**Work instructions:** Print out every line, exactly as written.

**Supplied records:**
— Start —

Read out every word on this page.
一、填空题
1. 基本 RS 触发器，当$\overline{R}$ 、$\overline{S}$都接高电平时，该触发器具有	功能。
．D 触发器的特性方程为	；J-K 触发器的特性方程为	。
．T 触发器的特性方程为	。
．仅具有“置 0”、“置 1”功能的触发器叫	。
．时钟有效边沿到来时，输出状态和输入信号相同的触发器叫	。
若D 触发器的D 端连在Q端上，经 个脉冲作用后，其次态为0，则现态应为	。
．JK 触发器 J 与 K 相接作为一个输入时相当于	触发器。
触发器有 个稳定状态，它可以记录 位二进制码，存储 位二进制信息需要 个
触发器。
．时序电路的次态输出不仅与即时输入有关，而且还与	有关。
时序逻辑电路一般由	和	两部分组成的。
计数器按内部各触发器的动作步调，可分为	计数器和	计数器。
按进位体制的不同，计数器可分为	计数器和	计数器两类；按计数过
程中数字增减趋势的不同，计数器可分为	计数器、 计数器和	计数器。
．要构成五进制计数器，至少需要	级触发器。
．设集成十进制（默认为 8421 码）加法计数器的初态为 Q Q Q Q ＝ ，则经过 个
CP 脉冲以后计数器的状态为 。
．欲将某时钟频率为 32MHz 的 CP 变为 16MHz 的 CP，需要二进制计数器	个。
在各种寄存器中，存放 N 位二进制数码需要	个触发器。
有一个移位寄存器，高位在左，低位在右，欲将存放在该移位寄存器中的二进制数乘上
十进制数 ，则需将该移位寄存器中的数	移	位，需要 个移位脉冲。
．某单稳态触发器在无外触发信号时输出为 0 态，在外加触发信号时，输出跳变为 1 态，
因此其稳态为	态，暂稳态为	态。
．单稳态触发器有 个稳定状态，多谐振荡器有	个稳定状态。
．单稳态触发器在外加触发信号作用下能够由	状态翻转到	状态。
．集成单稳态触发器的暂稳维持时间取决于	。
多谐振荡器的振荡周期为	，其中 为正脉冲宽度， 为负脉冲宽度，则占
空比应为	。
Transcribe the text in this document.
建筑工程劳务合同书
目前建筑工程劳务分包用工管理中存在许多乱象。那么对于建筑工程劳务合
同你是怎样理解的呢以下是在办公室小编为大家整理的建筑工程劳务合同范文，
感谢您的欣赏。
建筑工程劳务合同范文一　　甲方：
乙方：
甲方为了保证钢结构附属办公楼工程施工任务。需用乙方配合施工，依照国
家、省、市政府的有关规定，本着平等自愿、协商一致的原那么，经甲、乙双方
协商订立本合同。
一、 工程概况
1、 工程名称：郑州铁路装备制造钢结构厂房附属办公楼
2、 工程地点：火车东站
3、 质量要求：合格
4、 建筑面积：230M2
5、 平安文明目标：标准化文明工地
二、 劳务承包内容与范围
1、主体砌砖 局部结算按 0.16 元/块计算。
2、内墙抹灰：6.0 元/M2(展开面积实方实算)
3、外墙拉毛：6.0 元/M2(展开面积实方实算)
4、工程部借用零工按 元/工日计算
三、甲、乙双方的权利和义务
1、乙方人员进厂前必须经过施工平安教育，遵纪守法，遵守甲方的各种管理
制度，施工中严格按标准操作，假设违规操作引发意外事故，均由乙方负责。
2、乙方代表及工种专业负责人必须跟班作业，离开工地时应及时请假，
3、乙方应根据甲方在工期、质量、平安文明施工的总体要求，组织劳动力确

— End —

**Right answer:**
Read out every word on this page.
一、填空题
1. 基本 RS 触发器，当$\overline{R}$ 、$\overline{S}$都接高电平时，该触发器具有	功能。
．D 触发器的特性方程为	；J-K 触发器的特性方程为	。
．T 触发器的特性方程为	。
．仅具有“置 0”、“置 1”功能的触发器叫	。
．时钟有效边沿到来时，输出状态和输入信号相同的触发器叫	。
若D 触发器的D 端连在Q端上，经 个脉冲作用后，其次态为0，则现态应为	。
．JK 触发器 J 与 K 相接作为一个输入时相当于	触发器。
触发器有 个稳定状态，它可以记录 位二进制码，存储 位二进制信息需要 个
触发器。
．时序电路的次态输出不仅与即时输入有关，而且还与	有关。
时序逻辑电路一般由	和	两部分组成的。
计数器按内部各触发器的动作步调，可分为	计数器和	计数器。
按进位体制的不同，计数器可分为	计数器和	计数器两类；按计数过
程中数字增减趋势的不同，计数器可分为	计数器、 计数器和	计数器。
．要构成五进制计数器，至少需要	级触发器。
．设集成十进制（默认为 8421 码）加法计数器的初态为 Q Q Q Q ＝ ，则经过 个
CP 脉冲以后计数器的状态为 。
．欲将某时钟频率为 32MHz 的 CP 变为 16MHz 的 CP，需要二进制计数器	个。
在各种寄存器中，存放 N 位二进制数码需要	个触发器。
有一个移位寄存器，高位在左，低位在右，欲将存放在该移位寄存器中的二进制数乘上
十进制数 ，则需将该移位寄存器中的数	移	位，需要 个移位脉冲。
．某单稳态触发器在无外触发信号时输出为 0 态，在外加触发信号时，输出跳变为 1 态，
因此其稳态为	态，暂稳态为	态。
．单稳态触发器有 个稳定状态，多谐振荡器有	个稳定状态。
．单稳态触发器在外加触发信号作用下能够由	状态翻转到	状态。
．集成单稳态触发器的暂稳维持时间取决于	。
多谐振荡器的振荡周期为	，其中 为正脉冲宽度， 为负脉冲宽度，则占
空比应为	。
Transcribe the text in this document.
建筑工程劳务合同书
目前建筑工程劳务分包用工管理中存在许多乱象。那么对于建筑工程劳务合
同你是怎样理解的呢以下是在办公室小编为大家整理的建筑工程劳务合同范文，
感谢您的欣赏。
建筑工程劳务合同范文一　　甲方：
乙方：
甲方为了保证钢结构附属办公楼工程施工任务。需用乙方配合施工，依照国
家、省、市政府的有关规定，本着平等自愿、协商一致的原那么，经甲、乙双方
协商订立本合同。
一、 工程概况
1、 工程名称：郑州铁路装备制造钢结构厂房附属办公楼
2、 工程地点：火车东站
3、 质量要求：合格
4、 建筑面积：230M2
5、 平安文明目标：标准化文明工地
二、 劳务承包内容与范围
1、主体砌砖 局部结算按 0.16 元/块计算。
2、内墙抹灰：6.0 元/M2(展开面积实方实算)
3、外墙拉毛：6.0 元/M2(展开面积实方实算)
4、工程部借用零工按 元/工日计算
三、甲、乙双方的权利和义务
1、乙方人员进厂前必须经过施工平安教育，遵纪守法，遵守甲方的各种管理
制度，施工中严格按标准操作，假设违规操作引发意外事故，均由乙方负责。
2、乙方代表及工种专业负责人必须跟班作业，离开工地时应及时请假，
3、乙方应根据甲方在工期、质量、平安文明施工的总体要求，组织劳动力确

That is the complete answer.